[Saved entries]

* * * * *

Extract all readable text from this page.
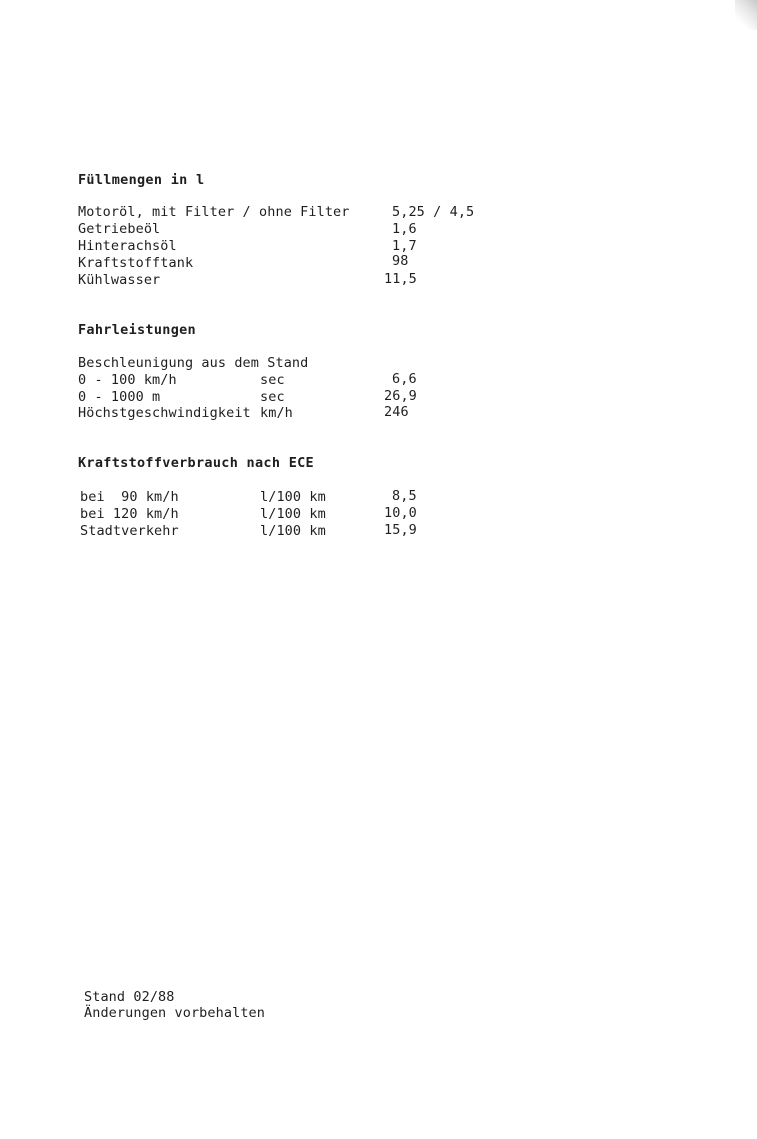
Füllmengen in l
Motoröl, mit Filter / ohne Filter	5,25 / 4,5
Getriebeöl	1,6
Hinterachsöl	1,7
Kraftstofftank	98
Kühlwasser	11,5
Fahrleistungen
Beschleunigung aus dem Stand
0 - 100 km/h	sec	6,6
0 - 1000 m	sec	26,9
Höchstgeschwindigkeit km/h	246
Kraftstoffverbrauch nach ECE
bei  90 km/h	l/100 km	8,5
bei 120 km/h	l/100 km	10,0
Stadtverkehr	l/100 km	15,9
Stand 02/88
Änderungen vorbehalten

* * * * *

◆ WRITTEN TASK ◆
What comes back should match the records exactly, minus any pictures.

◆ THE ANSWER ◆
Extract all readable text from this page.
Füllmengen in l
Motoröl, mit Filter / ohne Filter	5,25 / 4,5
Getriebeöl	1,6
Hinterachsöl	1,7
Kraftstofftank	98
Kühlwasser	11,5
Fahrleistungen
Beschleunigung aus dem Stand
0 - 100 km/h	sec	6,6
0 - 1000 m	sec	26,9
Höchstgeschwindigkeit km/h	246
Kraftstoffverbrauch nach ECE
bei  90 km/h	l/100 km	8,5
bei 120 km/h	l/100 km	10,0
Stadtverkehr	l/100 km	15,9
Stand 02/88
Änderungen vorbehalten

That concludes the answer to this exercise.